--- Dataset extract ---
▬▬▬▬▬▬▬▬▬▬

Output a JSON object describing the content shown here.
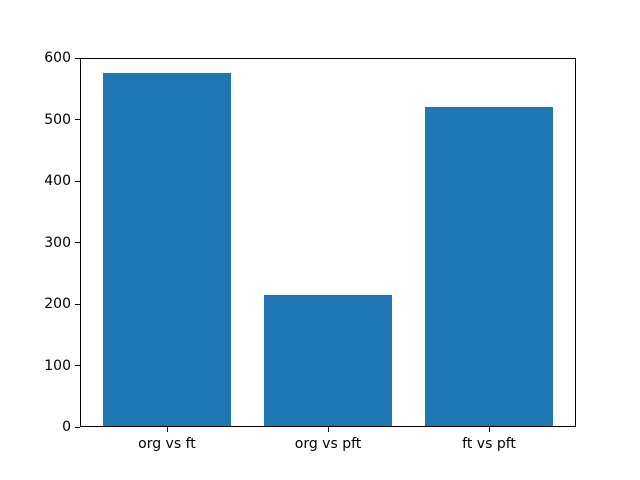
{
  "chart_data": {
    "type": "bar",
    "categories": [
      "org vs ft",
      "org vs pft",
      "ft vs pft"
    ],
    "values": [
      575,
      215,
      520
    ],
    "title": "",
    "xlabel": "",
    "ylabel": "",
    "ylim": [
      0,
      600
    ],
    "yticks": [
      0,
      100,
      200,
      300,
      400,
      500,
      600
    ],
    "bar_color": "#1f77b4",
    "axis_color": "#000000",
    "background_color": "#ffffff",
    "grid": false,
    "legend": null,
    "bar_width_fraction": 0.8,
    "x_margin_fraction": 0.05
  }
}
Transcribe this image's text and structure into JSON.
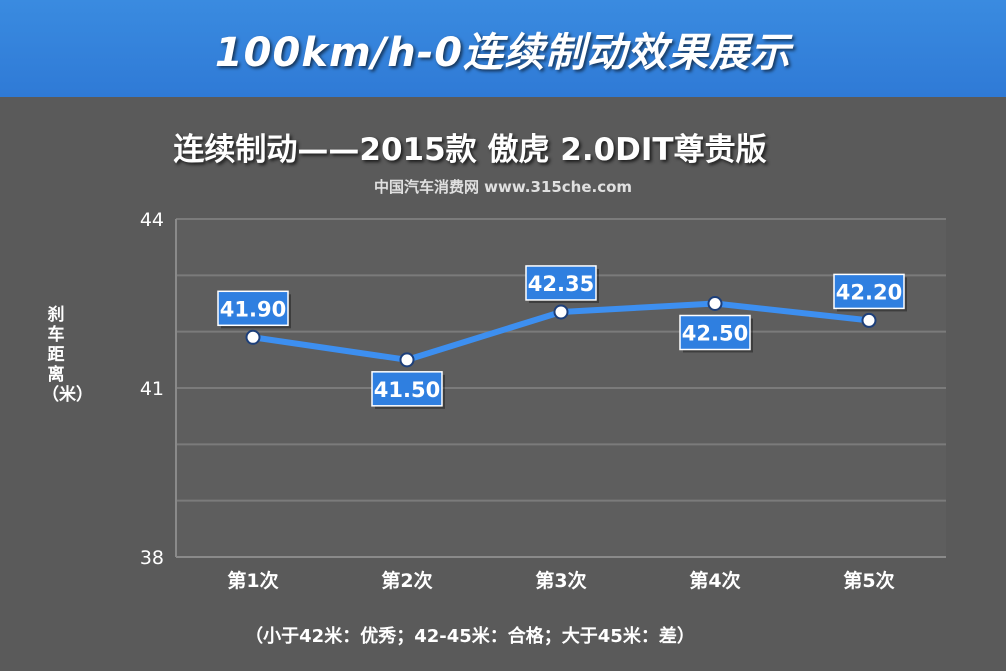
{
  "banner": {
    "title": "100km/h-0连续制动效果展示"
  },
  "watermark": "中国汽车消费网 www.315che.com",
  "footnote": "（小于42米：优秀；42-45米：合格；大于45米：差）",
  "colors": {
    "background": "#5a5a5a",
    "banner": "#3a8be0",
    "line": "#3d8ff0",
    "label_box": "#2f7fe0",
    "grid": "#7b7b7b"
  },
  "chart_data": {
    "type": "line",
    "title": "连续制动——2015款 傲虎 2.0DIT尊贵版",
    "ylabel": "刹车距离（米）",
    "xlabel": "",
    "categories": [
      "第1次",
      "第2次",
      "第3次",
      "第4次",
      "第5次"
    ],
    "values": [
      41.9,
      41.5,
      42.35,
      42.5,
      42.2
    ],
    "data_labels": [
      "41.90",
      "41.50",
      "42.35",
      "42.50",
      "42.20"
    ],
    "ylim": [
      38,
      44
    ],
    "yticks": [
      "38",
      "41",
      "44"
    ],
    "grid": true,
    "legend": "none"
  }
}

▬▬▬▬▬▬▬▬▬▬

--- Exercise details ---
The lines to repeat run from the line containing "Transcribe this image's" through the last line of the material above; give them exactly, without the pictures.

--- Exercise response ---
Transcribe this image's text and structure into JSON.
{
  "banner": {
    "title": "100km/h-0连续制动效果展示"
  },
  "watermark": "中国汽车消费网 www.315che.com",
  "footnote": "（小于42米：优秀；42-45米：合格；大于45米：差）",
  "colors": {
    "background": "#5a5a5a",
    "banner": "#3a8be0",
    "line": "#3d8ff0",
    "label_box": "#2f7fe0",
    "grid": "#7b7b7b"
  },
  "chart_data": {
    "type": "line",
    "title": "连续制动——2015款 傲虎 2.0DIT尊贵版",
    "ylabel": "刹车距离（米）",
    "xlabel": "",
    "categories": [
      "第1次",
      "第2次",
      "第3次",
      "第4次",
      "第5次"
    ],
    "values": [
      41.9,
      41.5,
      42.35,
      42.5,
      42.2
    ],
    "data_labels": [
      "41.90",
      "41.50",
      "42.35",
      "42.50",
      "42.20"
    ],
    "ylim": [
      38,
      44
    ],
    "yticks": [
      "38",
      "41",
      "44"
    ],
    "grid": true,
    "legend": "none"
  }
}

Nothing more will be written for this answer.